» **WHAT YOU ARE ASKED TO DO**
Convert every line of the records below into a JSON list of strings, with one string per line and blank lines omitted. Leave the pictures out of the list.

» **GIVEN RECORDS**
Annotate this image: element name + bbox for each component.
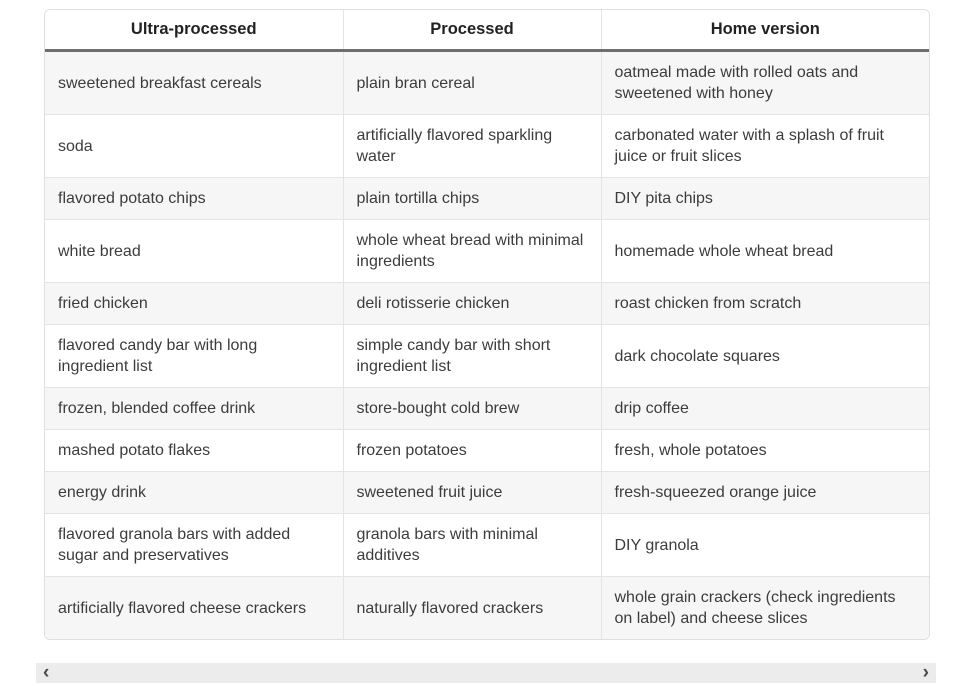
table-cell: DIY pita chips xyxy=(600,177,929,220)
table-cell: frozen potatoes xyxy=(342,429,601,472)
table-cell: flavored candy bar with long ingredient … xyxy=(45,324,343,388)
table-cell: store-bought cold brew xyxy=(342,387,601,430)
table-row: sweetened breakfast cereals plain bran c… xyxy=(45,50,929,115)
table-cell: artificially flavored sparkling water xyxy=(342,114,601,178)
table-cell: oatmeal made with rolled oats and sweete… xyxy=(600,50,929,115)
table-row: fried chicken deli rotisserie chicken ro… xyxy=(45,282,929,325)
table-row: soda artificially flavored sparkling wat… xyxy=(45,114,929,178)
table-cell: plain tortilla chips xyxy=(342,177,601,220)
comparison-table-container: Ultra-processed Processed Home version s… xyxy=(44,9,930,640)
table-cell: mashed potato flakes xyxy=(45,429,343,472)
table-cell: sweetened fruit juice xyxy=(342,471,601,514)
table-cell: dark chocolate squares xyxy=(600,324,929,388)
table-cell: artificially flavored cheese crackers xyxy=(45,576,343,639)
table-row: flavored potato chips plain tortilla chi… xyxy=(45,177,929,220)
table-cell: plain bran cereal xyxy=(342,50,601,115)
table-row: artificially flavored cheese crackers na… xyxy=(45,576,929,639)
table-row: frozen, blended coffee drink store-bough… xyxy=(45,387,929,430)
table-cell: granola bars with minimal additives xyxy=(342,513,601,577)
table-cell: fresh-squeezed orange juice xyxy=(600,471,929,514)
table-cell: DIY granola xyxy=(600,513,929,577)
comparison-table: Ultra-processed Processed Home version s… xyxy=(45,10,929,639)
table-cell: sweetened breakfast cereals xyxy=(45,50,343,115)
scroll-right-icon[interactable]: › xyxy=(922,662,929,683)
column-header-ultra-processed: Ultra-processed xyxy=(45,10,343,52)
table-cell: homemade whole wheat bread xyxy=(600,219,929,283)
table-cell: roast chicken from scratch xyxy=(600,282,929,325)
table-cell: flavored granola bars with added sugar a… xyxy=(45,513,343,577)
table-cell: frozen, blended coffee drink xyxy=(45,387,343,430)
table-cell: whole grain crackers (check ingredients … xyxy=(600,576,929,639)
table-cell: naturally flavored crackers xyxy=(342,576,601,639)
column-header-home-version: Home version xyxy=(600,10,929,52)
table-cell: energy drink xyxy=(45,471,343,514)
table-cell: whole wheat bread with minimal ingredien… xyxy=(342,219,601,283)
table-cell: simple candy bar with short ingredient l… xyxy=(342,324,601,388)
table-cell: white bread xyxy=(45,219,343,283)
table-row: flavored granola bars with added sugar a… xyxy=(45,513,929,577)
table-cell: flavored potato chips xyxy=(45,177,343,220)
column-header-processed: Processed xyxy=(342,10,601,52)
table-cell: drip coffee xyxy=(600,387,929,430)
table-row: flavored candy bar with long ingredient … xyxy=(45,324,929,388)
scroll-left-icon[interactable]: ‹ xyxy=(43,662,50,683)
table-cell: soda xyxy=(45,114,343,178)
table-row: energy drink sweetened fruit juice fresh… xyxy=(45,471,929,514)
table-cell: deli rotisserie chicken xyxy=(342,282,601,325)
table-cell: fried chicken xyxy=(45,282,343,325)
header-row: Ultra-processed Processed Home version xyxy=(45,10,929,52)
horizontal-scrollbar[interactable]: ‹ › xyxy=(36,663,936,683)
table-row: mashed potato flakes frozen potatoes fre… xyxy=(45,429,929,472)
table-cell: fresh, whole potatoes xyxy=(600,429,929,472)
table-cell: carbonated water with a splash of fruit … xyxy=(600,114,929,178)
table-row: white bread whole wheat bread with minim… xyxy=(45,219,929,283)
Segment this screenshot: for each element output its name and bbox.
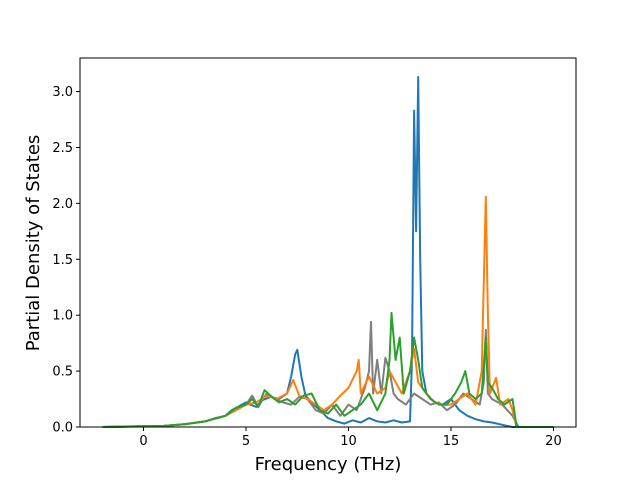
x-tick-label: 15 (443, 434, 460, 449)
x-axis-ticks: 0 5 10 15 20 (139, 427, 562, 449)
y-tick-label: 3.0 (52, 85, 73, 100)
y-tick-label: 1.5 (52, 253, 73, 268)
series-line-1 (102, 76, 554, 428)
y-axis-label: Partial Density of States (23, 135, 44, 352)
series-line-3 (102, 195, 554, 428)
y-tick-label: 2.5 (52, 141, 73, 156)
series-layer (102, 76, 554, 428)
x-axis-label: Frequency (THz) (255, 454, 402, 475)
y-tick-label: 1.0 (52, 309, 73, 324)
x-tick-label: 5 (242, 434, 250, 449)
x-tick-label: 20 (545, 434, 562, 449)
y-tick-label: 0.5 (52, 365, 73, 380)
y-axis-ticks: 0.0 0.5 1.0 1.5 2.0 2.5 3.0 (52, 85, 80, 436)
y-tick-label: 2.0 (52, 197, 73, 212)
plot-frame (79, 57, 577, 428)
series-line-4 (102, 311, 554, 428)
x-tick-label: 10 (340, 434, 357, 449)
x-tick-label: 0 (139, 434, 147, 449)
y-tick-label: 0.0 (52, 421, 73, 436)
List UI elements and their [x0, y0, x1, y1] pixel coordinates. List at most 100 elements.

» **SOLVED PROBLEM**
[
  "Annotate this image: element name + bbox for each component.",
  "table-cell: DIY pita chips xyxy=(600,177,929,220)",
  "table-cell: frozen potatoes xyxy=(342,429,601,472)",
  "table-cell: flavored candy bar with long ingredient … xyxy=(45,324,343,388)",
  "table-cell: store-bought cold brew xyxy=(342,387,601,430)",
  "table-row: sweetened breakfast cereals plain bran c… xyxy=(45,50,929,115)",
  "table-cell: artificially flavored sparkling water xyxy=(342,114,601,178)",
  "table-cell: oatmeal made with rolled oats and sweete… xyxy=(600,50,929,115)",
  "table-row: fried chicken deli rotisserie chicken ro… xyxy=(45,282,929,325)",
  "table-row: soda artificially flavored sparkling wat… xyxy=(45,114,929,178)",
  "table-cell: plain tortilla chips xyxy=(342,177,601,220)",
  "comparison-table-container: Ultra-processed Processed Home version s… xyxy=(44,9,930,640)",
  "table-cell: mashed potato flakes xyxy=(45,429,343,472)",
  "table-cell: sweetened fruit juice xyxy=(342,471,601,514)",
  "table-cell: dark chocolate squares xyxy=(600,324,929,388)",
  "table-cell: artificially flavored cheese crackers xyxy=(45,576,343,639)",
  "table-row: flavored potato chips plain tortilla chi… xyxy=(45,177,929,220)",
  "table-cell: plain bran cereal xyxy=(342,50,601,115)",
  "table-row: artificially flavored cheese crackers na… xyxy=(45,576,929,639)",
  "table-row: frozen, blended coffee drink store-bough… xyxy=(45,387,929,430)",
  "table-cell: granola bars with minimal additives xyxy=(342,513,601,577)",
  "table-cell: fresh-squeezed orange juice xyxy=(600,471,929,514)",
  "table-cell: DIY granola xyxy=(600,513,929,577)",
  "comparison-table: Ultra-processed Processed Home version s… xyxy=(45,10,929,639)",
  "table-cell: sweetened breakfast cereals xyxy=(45,50,343,115)",
  "scroll-right-icon[interactable]: › xyxy=(922,662,929,683)",
  "column-header-ultra-processed: Ultra-processed xyxy=(45,10,343,52)",
  "table-cell: homemade whole wheat bread xyxy=(600,219,929,283)",
  "table-cell: roast chicken from scratch xyxy=(600,282,929,325)",
  "table-cell: flavored granola bars with added sugar a… xyxy=(45,513,343,577)",
  "table-cell: frozen, blended coffee drink xyxy=(45,387,343,430)",
  "table-cell: whole grain crackers (check ingredients … xyxy=(600,576,929,639)",
  "table-cell: naturally flavored crackers xyxy=(342,576,601,639)",
  "column-header-home-version: Home version xyxy=(600,10,929,52)",
  "table-cell: energy drink xyxy=(45,471,343,514)",
  "table-cell: whole wheat bread with minimal ingredien… xyxy=(342,219,601,283)",
  "table-cell: simple candy bar with short ingredient l… xyxy=(342,324,601,388)",
  "table-cell: white bread xyxy=(45,219,343,283)",
  "table-row: flavored granola bars with added sugar a… xyxy=(45,513,929,577)",
  "table-cell: flavored potato chips xyxy=(45,177,343,220)",
  "column-header-processed: Processed xyxy=(342,10,601,52)",
  "table-cell: drip coffee xyxy=(600,387,929,430)",
  "table-row: flavored candy bar with long ingredient … xyxy=(45,324,929,388)",
  "scroll-left-icon[interactable]: ‹ xyxy=(43,662,50,683)",
  "table-cell: soda xyxy=(45,114,343,178)",
  "table-row: energy drink sweetened fruit juice fresh… xyxy=(45,471,929,514)",
  "table-cell: deli rotisserie chicken xyxy=(342,282,601,325)",
  "table-cell: fried chicken xyxy=(45,282,343,325)",
  "header-row: Ultra-processed Processed Home version xyxy=(45,10,929,52)",
  "horizontal-scrollbar[interactable]: ‹ › xyxy=(36,663,936,683)",
  "table-row: mashed potato flakes frozen potatoes fre… xyxy=(45,429,929,472)",
  "table-cell: fresh, whole potatoes xyxy=(600,429,929,472)",
  "table-cell: carbonated water with a splash of fruit … xyxy=(600,114,929,178)",
  "table-row: white bread whole wheat bread with minim… xyxy=(45,219,929,283)",
  "Segment this screenshot: for each element output its name and bbox.",
  "x-tick-label: 15 (443, 434, 460, 449)",
  "x-axis-ticks: 0 5 10 15 20 (139, 427, 562, 449)",
  "y-tick-label: 3.0 (52, 85, 73, 100)",
  "y-tick-label: 1.5 (52, 253, 73, 268)",
  "series-line-1 (102, 76, 554, 428)",
  "y-axis-label: Partial Density of States (23, 135, 44, 352)",
  "series-line-3 (102, 195, 554, 428)",
  "y-tick-label: 2.5 (52, 141, 73, 156)",
  "series-layer (102, 76, 554, 428)",
  "x-axis-label: Frequency (THz) (255, 454, 402, 475)",
  "y-tick-label: 1.0 (52, 309, 73, 324)",
  "x-tick-label: 5 (242, 434, 250, 449)",
  "x-tick-label: 20 (545, 434, 562, 449)",
  "y-tick-label: 0.5 (52, 365, 73, 380)",
  "y-axis-ticks: 0.0 0.5 1.0 1.5 2.0 2.5 3.0 (52, 85, 80, 436)",
  "y-tick-label: 2.0 (52, 197, 73, 212)",
  "plot-frame (79, 57, 577, 428)",
  "series-line-4 (102, 311, 554, 428)",
  "x-tick-label: 10 (340, 434, 357, 449)",
  "x-tick-label: 0 (139, 434, 147, 449)",
  "y-tick-label: 0.0 (52, 421, 73, 436)",
  "List UI elements and their [x0, y0, x1, y1] pixel coordinates. List at most 100 elements."
]